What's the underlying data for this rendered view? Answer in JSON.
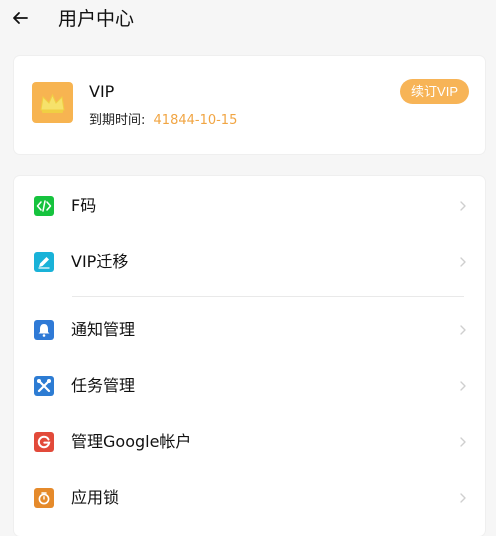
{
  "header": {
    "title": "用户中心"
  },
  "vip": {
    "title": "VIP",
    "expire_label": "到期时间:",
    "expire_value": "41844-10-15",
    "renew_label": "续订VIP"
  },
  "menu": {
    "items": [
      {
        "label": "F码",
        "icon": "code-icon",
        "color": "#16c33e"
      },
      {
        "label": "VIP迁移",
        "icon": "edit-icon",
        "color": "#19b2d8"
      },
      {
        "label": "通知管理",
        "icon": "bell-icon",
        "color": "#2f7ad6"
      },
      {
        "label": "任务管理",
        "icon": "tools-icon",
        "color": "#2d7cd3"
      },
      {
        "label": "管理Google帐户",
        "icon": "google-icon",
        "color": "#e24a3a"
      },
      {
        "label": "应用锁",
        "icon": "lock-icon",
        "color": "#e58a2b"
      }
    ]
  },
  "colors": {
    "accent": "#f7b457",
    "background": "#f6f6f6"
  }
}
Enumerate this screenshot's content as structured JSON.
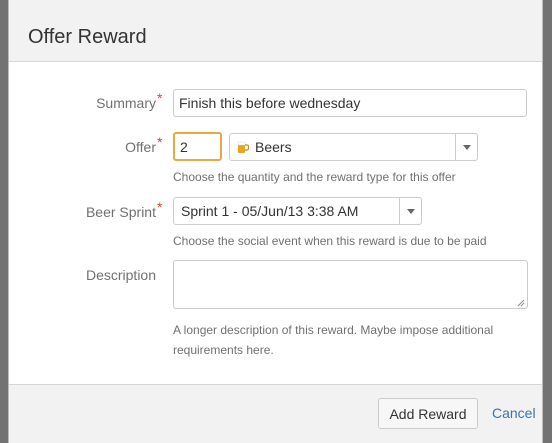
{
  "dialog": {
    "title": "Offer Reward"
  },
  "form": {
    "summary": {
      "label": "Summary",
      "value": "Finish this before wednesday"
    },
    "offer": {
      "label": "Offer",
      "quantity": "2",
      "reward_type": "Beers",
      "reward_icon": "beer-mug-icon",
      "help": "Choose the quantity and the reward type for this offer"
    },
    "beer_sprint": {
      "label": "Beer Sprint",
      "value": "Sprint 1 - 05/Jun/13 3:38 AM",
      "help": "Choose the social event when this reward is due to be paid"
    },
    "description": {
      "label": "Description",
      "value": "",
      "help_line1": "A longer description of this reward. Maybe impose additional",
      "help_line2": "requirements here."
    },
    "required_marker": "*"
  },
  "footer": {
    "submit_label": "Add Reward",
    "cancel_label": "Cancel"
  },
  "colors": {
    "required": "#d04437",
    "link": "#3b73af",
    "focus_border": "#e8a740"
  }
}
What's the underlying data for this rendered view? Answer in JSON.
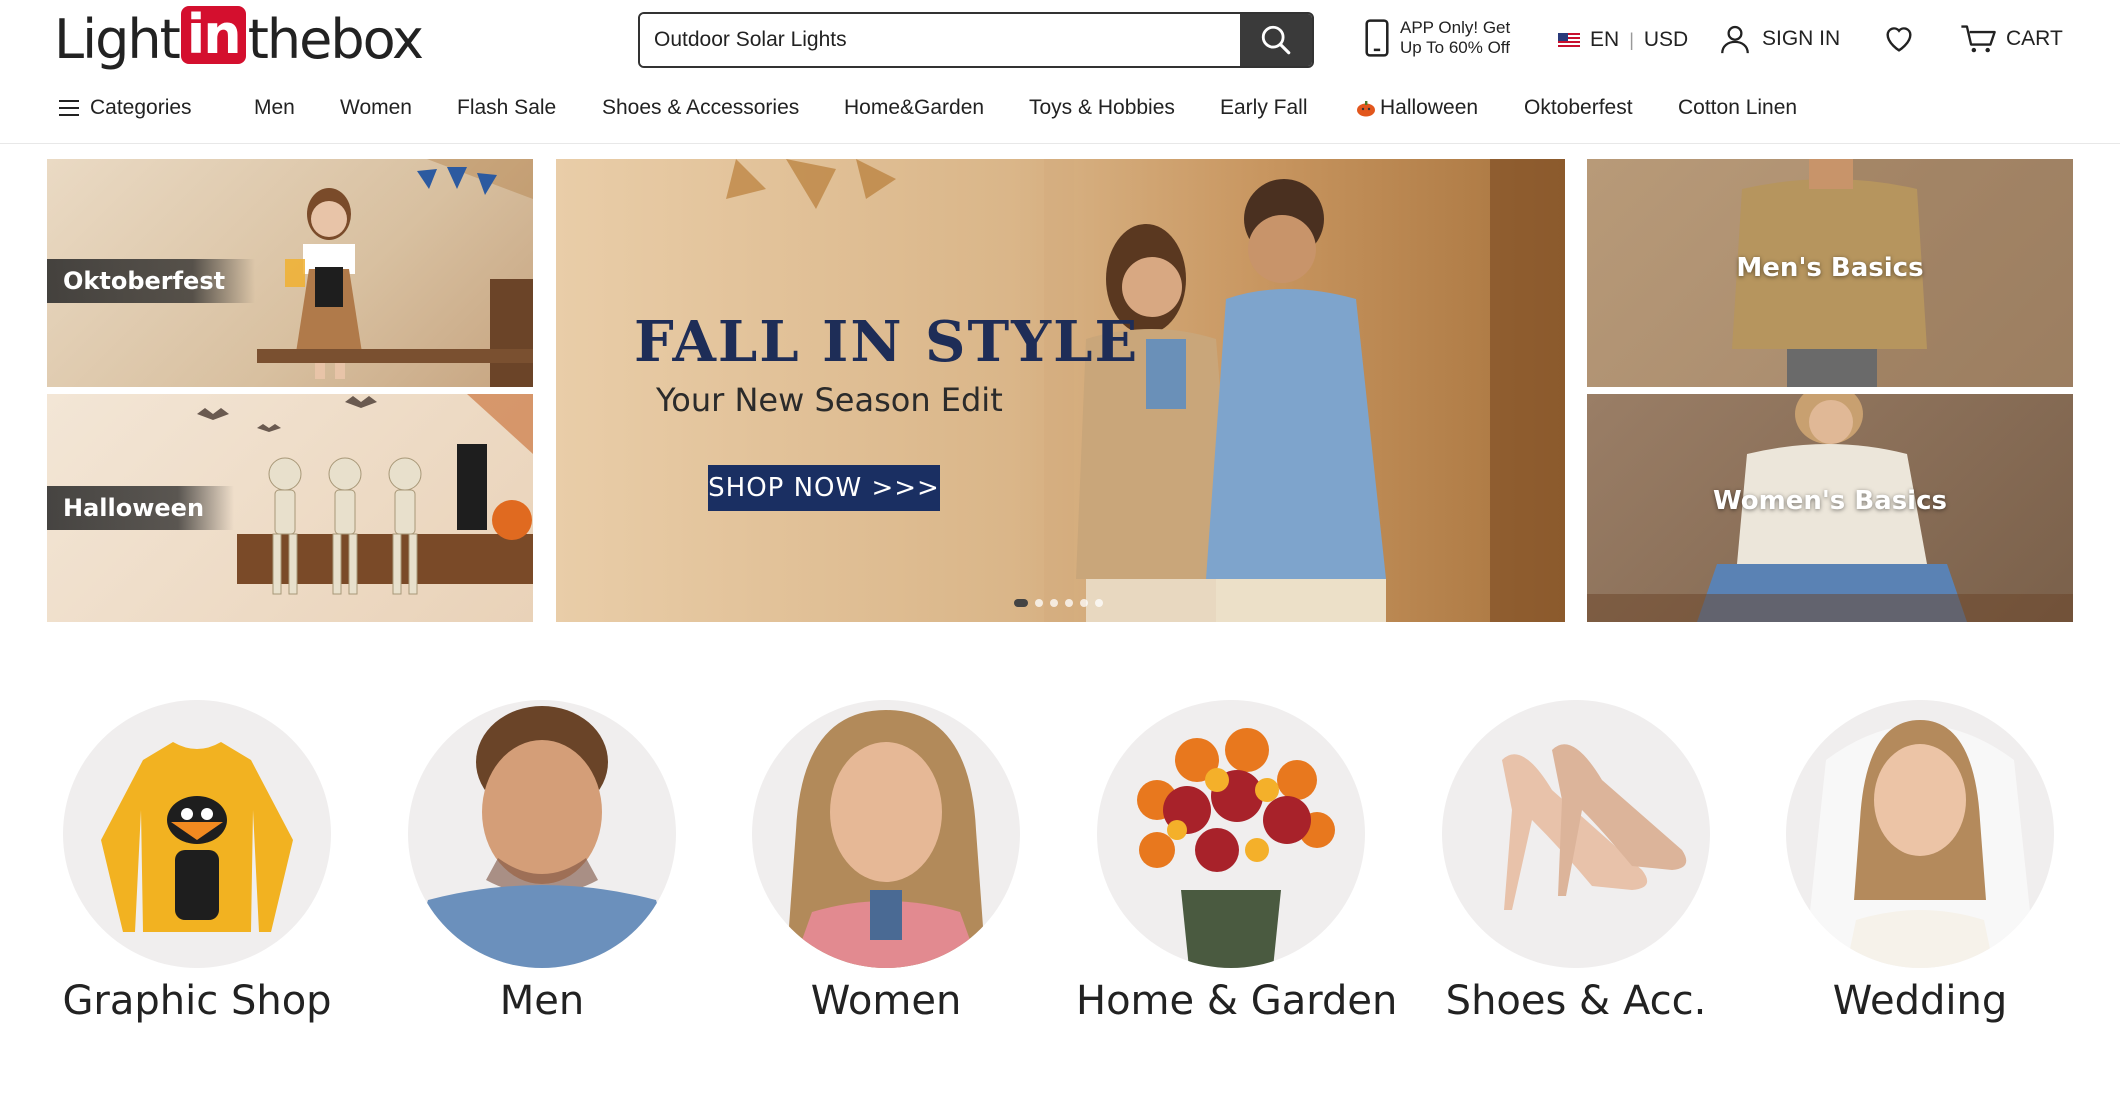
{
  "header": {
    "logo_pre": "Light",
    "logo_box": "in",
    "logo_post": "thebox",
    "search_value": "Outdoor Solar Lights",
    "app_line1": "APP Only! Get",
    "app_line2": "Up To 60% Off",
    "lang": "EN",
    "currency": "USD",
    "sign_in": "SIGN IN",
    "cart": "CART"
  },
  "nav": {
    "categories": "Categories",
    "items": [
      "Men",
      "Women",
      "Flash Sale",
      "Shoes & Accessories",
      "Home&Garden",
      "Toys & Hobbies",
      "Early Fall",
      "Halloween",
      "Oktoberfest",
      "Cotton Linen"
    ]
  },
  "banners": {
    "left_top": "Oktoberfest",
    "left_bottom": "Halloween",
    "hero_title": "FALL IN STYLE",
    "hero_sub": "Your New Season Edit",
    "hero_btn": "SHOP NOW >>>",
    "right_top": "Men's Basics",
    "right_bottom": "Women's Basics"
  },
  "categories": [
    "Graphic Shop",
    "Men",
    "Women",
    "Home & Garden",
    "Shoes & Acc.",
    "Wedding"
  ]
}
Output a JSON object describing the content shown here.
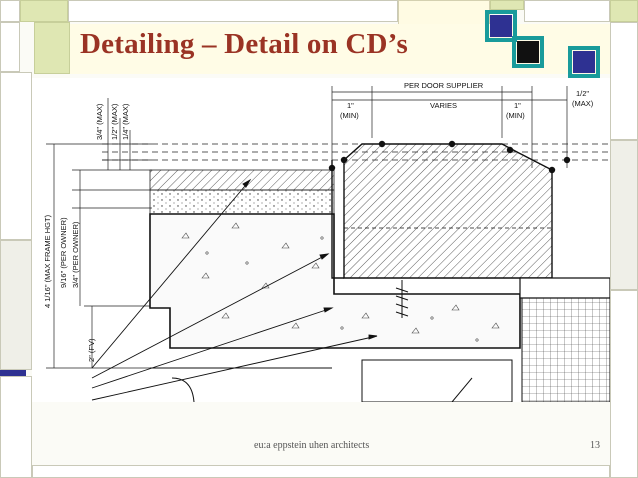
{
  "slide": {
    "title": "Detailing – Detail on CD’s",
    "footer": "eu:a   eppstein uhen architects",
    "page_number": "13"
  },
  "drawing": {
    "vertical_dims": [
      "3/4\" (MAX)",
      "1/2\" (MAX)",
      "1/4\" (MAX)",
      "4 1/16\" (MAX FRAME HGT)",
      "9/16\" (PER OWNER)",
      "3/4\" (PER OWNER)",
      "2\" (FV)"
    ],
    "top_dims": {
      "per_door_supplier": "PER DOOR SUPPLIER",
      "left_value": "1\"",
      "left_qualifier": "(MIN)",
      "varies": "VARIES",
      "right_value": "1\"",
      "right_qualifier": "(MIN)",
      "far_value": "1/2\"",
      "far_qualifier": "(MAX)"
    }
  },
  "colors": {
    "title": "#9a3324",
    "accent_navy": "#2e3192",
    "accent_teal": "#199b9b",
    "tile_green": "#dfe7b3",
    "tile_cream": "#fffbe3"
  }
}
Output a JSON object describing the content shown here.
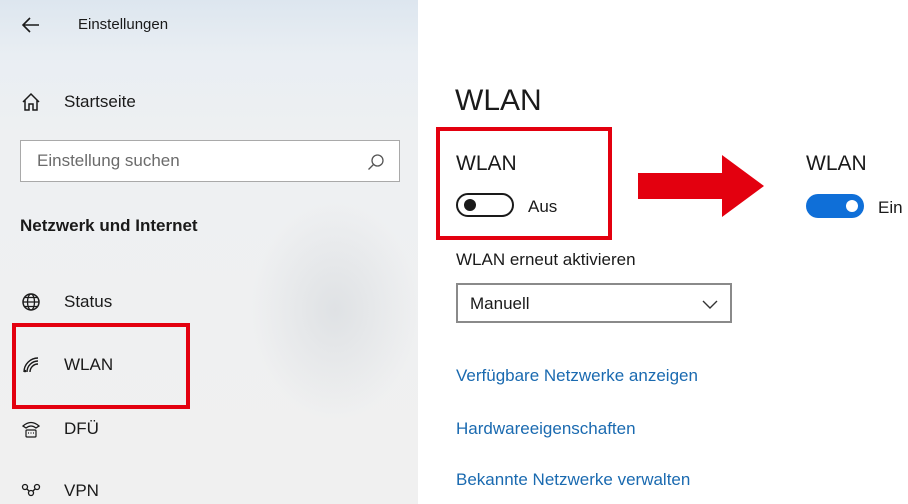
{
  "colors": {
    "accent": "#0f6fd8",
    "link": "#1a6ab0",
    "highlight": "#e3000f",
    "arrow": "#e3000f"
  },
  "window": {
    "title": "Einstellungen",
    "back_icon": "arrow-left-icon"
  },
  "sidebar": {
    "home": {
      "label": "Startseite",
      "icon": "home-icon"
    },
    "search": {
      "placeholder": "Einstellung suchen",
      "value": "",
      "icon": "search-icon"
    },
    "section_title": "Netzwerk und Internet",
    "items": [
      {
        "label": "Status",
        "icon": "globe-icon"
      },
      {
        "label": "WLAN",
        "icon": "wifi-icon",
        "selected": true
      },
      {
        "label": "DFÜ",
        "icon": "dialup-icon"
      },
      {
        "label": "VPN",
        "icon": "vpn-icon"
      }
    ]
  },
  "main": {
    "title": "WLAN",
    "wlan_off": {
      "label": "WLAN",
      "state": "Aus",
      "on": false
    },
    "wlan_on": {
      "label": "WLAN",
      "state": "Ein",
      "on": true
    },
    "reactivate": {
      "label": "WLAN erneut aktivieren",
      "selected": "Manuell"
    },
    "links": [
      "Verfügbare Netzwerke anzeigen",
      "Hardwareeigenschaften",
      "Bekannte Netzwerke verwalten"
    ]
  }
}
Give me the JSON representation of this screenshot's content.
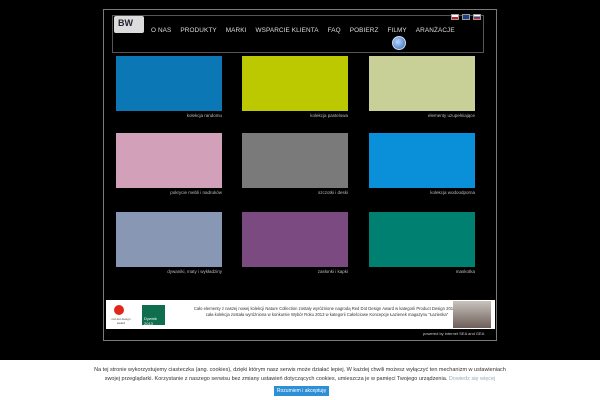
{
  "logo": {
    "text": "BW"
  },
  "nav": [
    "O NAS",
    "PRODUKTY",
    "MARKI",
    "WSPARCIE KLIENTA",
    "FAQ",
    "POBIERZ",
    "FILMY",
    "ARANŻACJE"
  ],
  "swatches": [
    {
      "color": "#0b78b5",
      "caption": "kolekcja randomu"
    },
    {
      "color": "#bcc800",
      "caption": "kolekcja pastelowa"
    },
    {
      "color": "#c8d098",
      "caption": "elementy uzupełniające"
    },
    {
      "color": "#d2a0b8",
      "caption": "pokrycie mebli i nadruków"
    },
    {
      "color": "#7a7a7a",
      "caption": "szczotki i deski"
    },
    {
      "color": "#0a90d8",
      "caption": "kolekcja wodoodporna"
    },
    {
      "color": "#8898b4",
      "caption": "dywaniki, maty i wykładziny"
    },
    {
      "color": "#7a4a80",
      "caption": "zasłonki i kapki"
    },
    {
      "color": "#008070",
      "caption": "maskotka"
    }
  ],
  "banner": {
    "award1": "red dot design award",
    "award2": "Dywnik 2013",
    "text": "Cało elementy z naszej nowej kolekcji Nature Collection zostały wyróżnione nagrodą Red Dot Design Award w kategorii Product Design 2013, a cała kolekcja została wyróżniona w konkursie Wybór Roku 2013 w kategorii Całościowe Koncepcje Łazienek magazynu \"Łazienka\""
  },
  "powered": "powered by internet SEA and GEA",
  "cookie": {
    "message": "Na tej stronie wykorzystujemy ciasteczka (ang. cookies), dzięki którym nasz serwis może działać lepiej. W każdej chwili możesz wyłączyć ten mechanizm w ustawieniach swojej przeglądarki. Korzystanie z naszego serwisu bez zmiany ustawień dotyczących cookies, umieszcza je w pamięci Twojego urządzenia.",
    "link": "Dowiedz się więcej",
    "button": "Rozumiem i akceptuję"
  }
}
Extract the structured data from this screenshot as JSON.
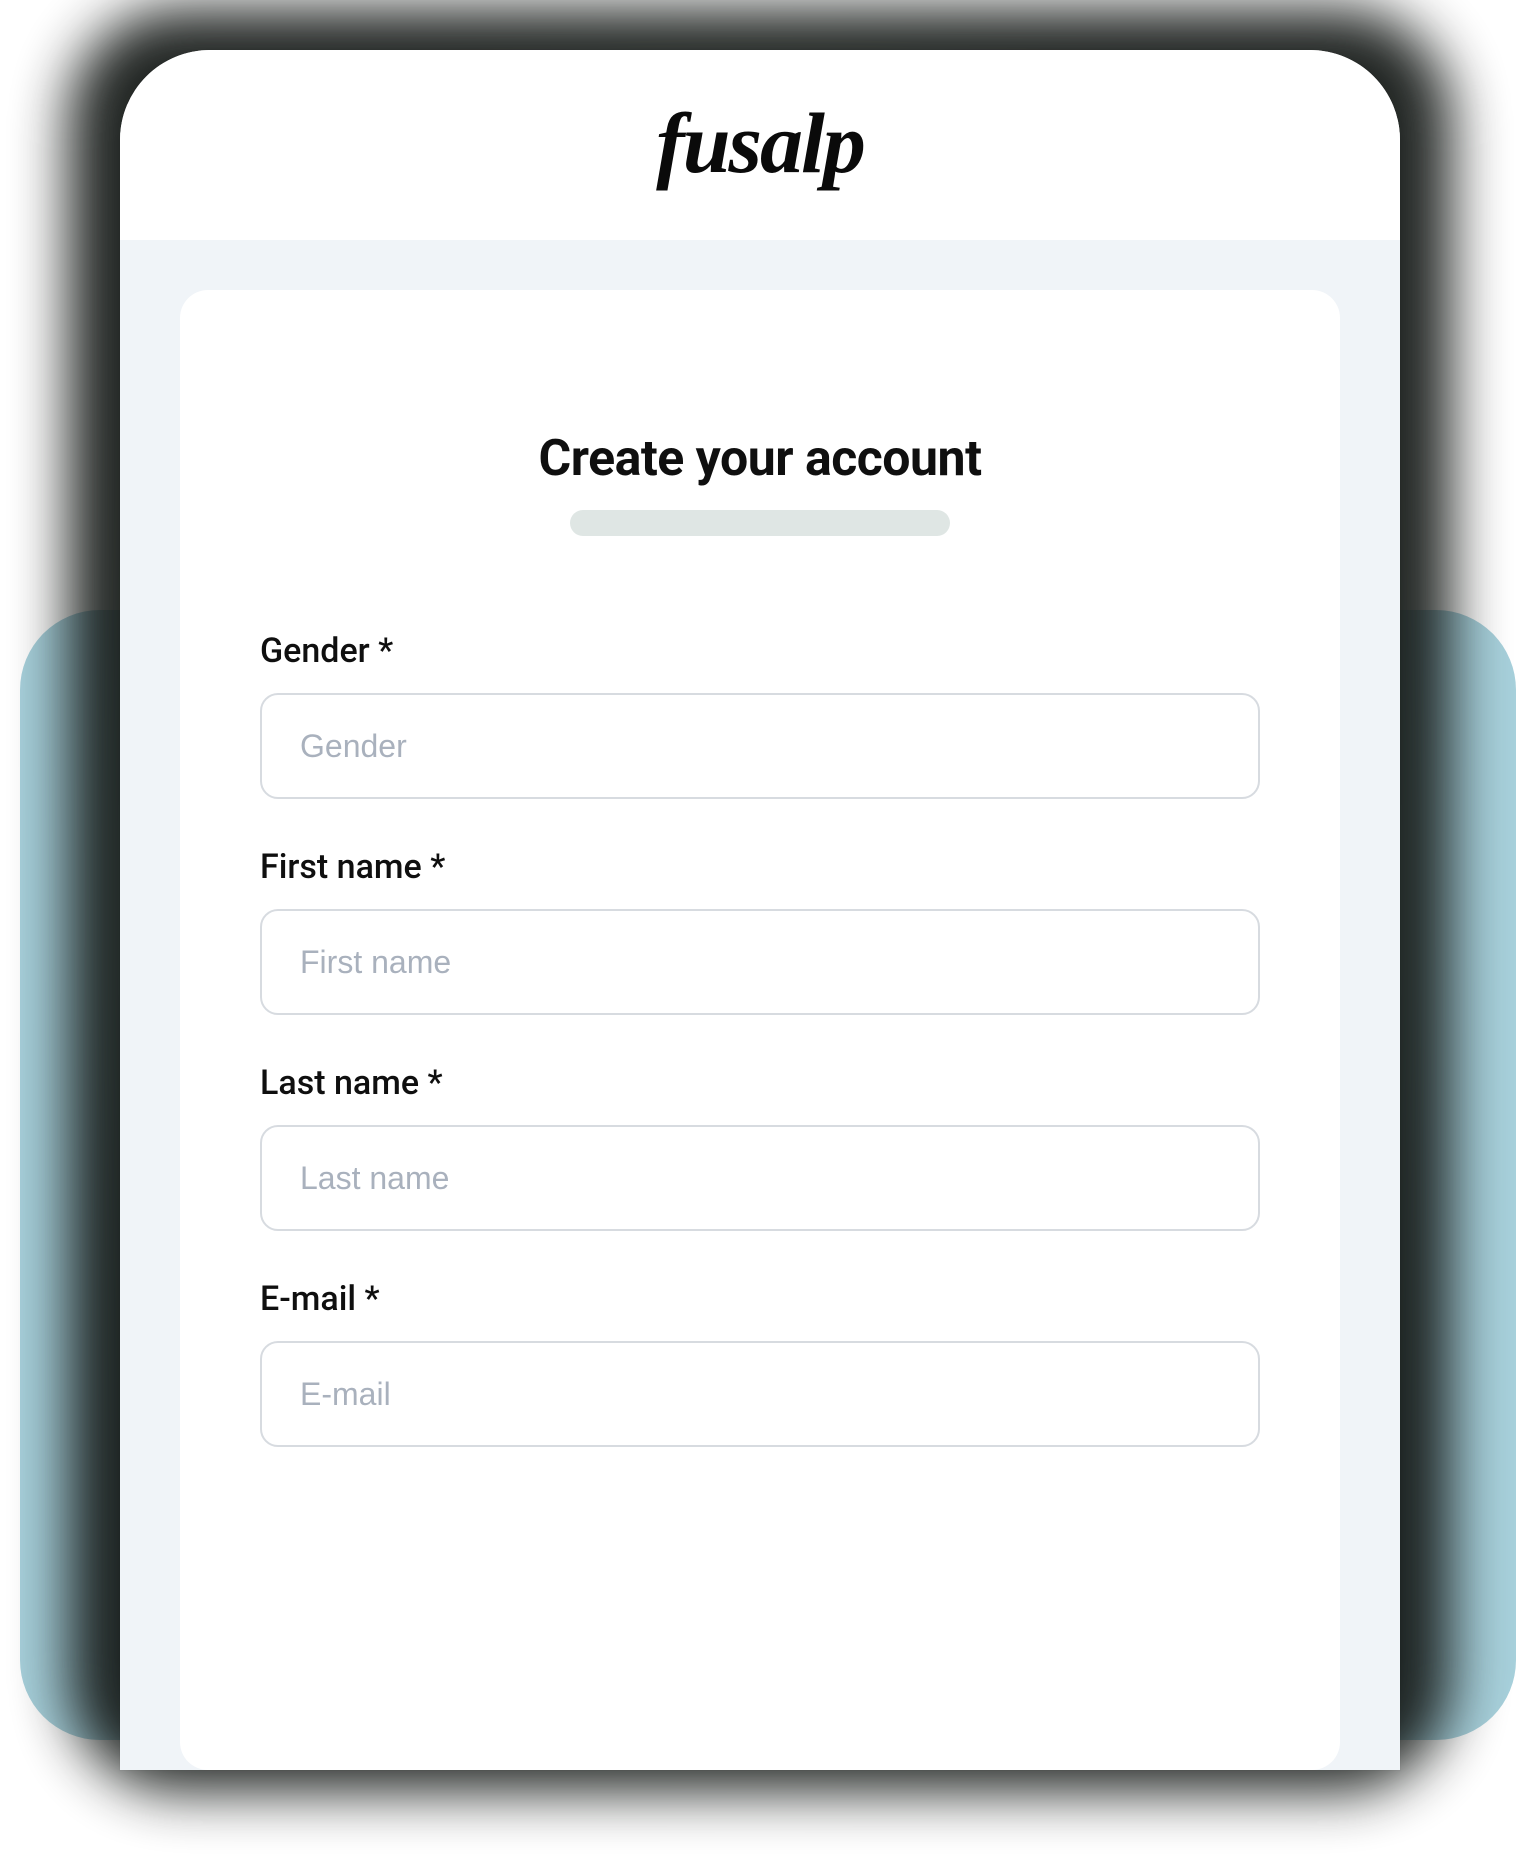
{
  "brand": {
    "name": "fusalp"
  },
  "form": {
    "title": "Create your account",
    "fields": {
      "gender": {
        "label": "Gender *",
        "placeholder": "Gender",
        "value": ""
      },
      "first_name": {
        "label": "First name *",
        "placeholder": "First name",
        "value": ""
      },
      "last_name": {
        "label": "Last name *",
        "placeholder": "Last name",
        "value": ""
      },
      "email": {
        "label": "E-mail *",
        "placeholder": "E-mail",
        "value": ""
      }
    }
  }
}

+++

Your task
Copy every line in the entries above that has the string "kolekcja" in it.

The completed task
      "caption": "kolekcja randomu"
      "caption": "kolekcja pastelowa"
      "caption": "kolekcja wodoodporna"
    "text": "Cało elementy z naszej nowej kolekcji Nature Collection zostały wyróżnione nagrodą Red Dot Design Award w kategorii Product Design 2013, a cała kolekcja została wyróżniona w konkursie Wybór Roku 2013 w kategorii Całościowe Koncepcje Łazienek magazynu \"Łazienka\""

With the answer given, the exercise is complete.